→ TASKS TO CARRY OUT:
1. In the passage about Jenny below, what did David tie to the old car's windshield wipers in place of new blades?
2. Name every person mentioned by name in the passage about Jenny below.

==== PASSAGE

Jenny and David had a great relationship, but like most newly married couples they were learning about each other's quirks and habits. They were getting to know each other during that first year of marriage. Jenny was constantly telling me some funny story about something-or-other that caught her off guard in their relationship. She loved him and laughed as she learned to adjust to the things that he would do that she would have done differently. Anyway, David and Jenny drove this old clunker of a car. It had several minor problems. One day, when I came over to see Jenny she marched me straight out to the clunker and pointed to the windshield. The windshield wiper blades needed to be replaced. Jenny and David were newly married and didn't have alot of money, so resourceful David improvised. Jenny showed me how he had "fixed" the blade so that it would work again, only he didn't put a new blade on it... He had taken a pair of old underwear and tied it to the wipers with a trash bag tie. Jenny was horrified! We laughed so hard at that! I will never forget that. I remember watching Jenny struggle through getting used to the differences that two people from two totally different backgrounds have to go through. She adored David, despite their differences, and during that first year or two she learned to be a little more flexible in lots of different situations that came up.

Jenny loved to be silly! Though she was a very spiritually serious person, she definitely had a mischievous and fun-loving side. One of our favorite things to do together was prepare the most preposterous lingerie shower gifts for our soon-to-be-married friends that we could imagine. We would take the couple's personalities into account and design a custom lingerie item for them. The lucky recipient would usually get a hand written poem full of lots of crazy, silly stuff. My favorite handmade item was for this couple that we knew (Rusty and Andrea). Rusty enjoyed hunting and fishing. We took this bra that we bought from Goodwill and decorated it with metallic lame "scales" and two fishing bobbers on the front, rubber fishing worms glued on the back. We also bought a matching piece for the groom to wear and attached a homemade fishing pole and hook to the front of it. We were very silly. Our creations were always a hit! We had lots of fun trying to think of crazy creative gifts to give to our girlfriends. The items were probably laughed at and thrown straight into the trash, but it sure was a cheap way to come up with a gift for the many showers we had to attend while we were at ACU. I wish I had some pictures of the outlandish gifts we made. They were pretty funny!

This pic was taken of the four of us at David and Jenny's house during the first year of our marriage. I don't ever remember Josh looking that young. We look like we're about twelve. :)

========
==== DATASET ENTRIES

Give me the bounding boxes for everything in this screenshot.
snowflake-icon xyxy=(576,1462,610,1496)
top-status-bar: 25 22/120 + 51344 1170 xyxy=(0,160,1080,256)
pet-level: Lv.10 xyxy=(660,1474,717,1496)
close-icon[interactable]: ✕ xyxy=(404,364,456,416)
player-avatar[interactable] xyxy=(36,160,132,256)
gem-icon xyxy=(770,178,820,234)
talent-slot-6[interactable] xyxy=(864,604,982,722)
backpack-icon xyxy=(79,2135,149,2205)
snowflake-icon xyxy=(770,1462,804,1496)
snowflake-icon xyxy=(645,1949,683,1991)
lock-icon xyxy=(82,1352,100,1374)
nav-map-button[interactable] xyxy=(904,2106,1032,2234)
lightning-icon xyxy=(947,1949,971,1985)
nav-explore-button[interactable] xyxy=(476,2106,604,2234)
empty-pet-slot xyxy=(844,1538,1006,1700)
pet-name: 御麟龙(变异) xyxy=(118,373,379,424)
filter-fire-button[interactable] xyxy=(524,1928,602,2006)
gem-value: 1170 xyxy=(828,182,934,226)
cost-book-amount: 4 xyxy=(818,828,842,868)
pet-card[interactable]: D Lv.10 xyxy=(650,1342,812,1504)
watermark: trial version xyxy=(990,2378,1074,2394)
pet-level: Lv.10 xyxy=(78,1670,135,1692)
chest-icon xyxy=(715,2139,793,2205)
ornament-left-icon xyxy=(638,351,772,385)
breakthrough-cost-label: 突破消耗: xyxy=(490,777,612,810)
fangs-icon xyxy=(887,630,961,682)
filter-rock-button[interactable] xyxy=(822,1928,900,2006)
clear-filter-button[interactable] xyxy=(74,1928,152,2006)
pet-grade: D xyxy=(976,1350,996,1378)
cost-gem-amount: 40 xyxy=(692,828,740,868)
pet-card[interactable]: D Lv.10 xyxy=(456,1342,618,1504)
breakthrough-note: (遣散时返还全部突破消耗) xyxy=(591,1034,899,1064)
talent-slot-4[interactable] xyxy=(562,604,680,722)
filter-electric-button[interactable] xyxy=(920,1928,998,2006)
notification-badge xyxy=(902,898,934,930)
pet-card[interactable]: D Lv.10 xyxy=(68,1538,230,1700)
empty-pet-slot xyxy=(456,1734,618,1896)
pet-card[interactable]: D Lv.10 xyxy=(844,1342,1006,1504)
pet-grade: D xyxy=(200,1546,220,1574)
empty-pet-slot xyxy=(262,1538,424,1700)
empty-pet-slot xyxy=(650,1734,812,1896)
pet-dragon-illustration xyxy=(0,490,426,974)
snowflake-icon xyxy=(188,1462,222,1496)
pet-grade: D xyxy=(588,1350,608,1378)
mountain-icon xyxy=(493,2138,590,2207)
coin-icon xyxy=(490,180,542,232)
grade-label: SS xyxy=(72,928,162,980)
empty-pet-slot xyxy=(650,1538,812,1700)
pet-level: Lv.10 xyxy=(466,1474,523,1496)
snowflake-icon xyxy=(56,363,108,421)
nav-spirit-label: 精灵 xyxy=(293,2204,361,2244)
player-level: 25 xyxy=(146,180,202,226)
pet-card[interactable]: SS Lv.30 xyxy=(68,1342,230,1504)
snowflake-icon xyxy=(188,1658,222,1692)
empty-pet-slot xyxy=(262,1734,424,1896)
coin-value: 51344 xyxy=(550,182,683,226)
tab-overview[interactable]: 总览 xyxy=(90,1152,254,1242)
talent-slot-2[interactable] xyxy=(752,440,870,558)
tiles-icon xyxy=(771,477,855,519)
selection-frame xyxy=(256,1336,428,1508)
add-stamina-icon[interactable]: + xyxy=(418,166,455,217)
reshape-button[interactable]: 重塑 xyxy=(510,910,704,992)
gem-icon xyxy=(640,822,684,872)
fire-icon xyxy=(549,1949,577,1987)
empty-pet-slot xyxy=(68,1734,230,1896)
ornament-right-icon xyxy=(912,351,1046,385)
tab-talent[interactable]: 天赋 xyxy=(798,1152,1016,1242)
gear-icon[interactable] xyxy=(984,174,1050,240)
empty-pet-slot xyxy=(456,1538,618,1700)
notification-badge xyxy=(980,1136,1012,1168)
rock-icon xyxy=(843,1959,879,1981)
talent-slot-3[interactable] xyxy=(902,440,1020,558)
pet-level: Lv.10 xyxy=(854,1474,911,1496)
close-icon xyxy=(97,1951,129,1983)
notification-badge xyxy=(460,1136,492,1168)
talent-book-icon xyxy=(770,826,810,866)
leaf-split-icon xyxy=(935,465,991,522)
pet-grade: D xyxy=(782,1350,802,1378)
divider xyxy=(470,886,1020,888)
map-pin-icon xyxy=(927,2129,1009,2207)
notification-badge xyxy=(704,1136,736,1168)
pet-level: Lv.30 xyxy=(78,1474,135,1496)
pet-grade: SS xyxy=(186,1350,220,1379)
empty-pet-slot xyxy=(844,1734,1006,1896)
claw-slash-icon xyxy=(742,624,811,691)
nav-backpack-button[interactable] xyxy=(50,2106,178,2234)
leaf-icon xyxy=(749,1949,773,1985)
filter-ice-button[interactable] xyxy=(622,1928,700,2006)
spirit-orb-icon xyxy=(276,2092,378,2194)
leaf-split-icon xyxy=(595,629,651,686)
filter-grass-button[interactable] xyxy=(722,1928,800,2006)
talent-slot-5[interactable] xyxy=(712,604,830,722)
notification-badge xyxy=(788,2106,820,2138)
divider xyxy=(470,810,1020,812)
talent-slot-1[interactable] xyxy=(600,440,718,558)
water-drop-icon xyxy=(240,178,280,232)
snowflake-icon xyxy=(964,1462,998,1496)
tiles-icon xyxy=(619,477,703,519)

========

→ SOLUTIONS:
1. A pair of old underwear, fastened with a trash bag tie.

2. Jenny, David, Rusty, Andrea, Josh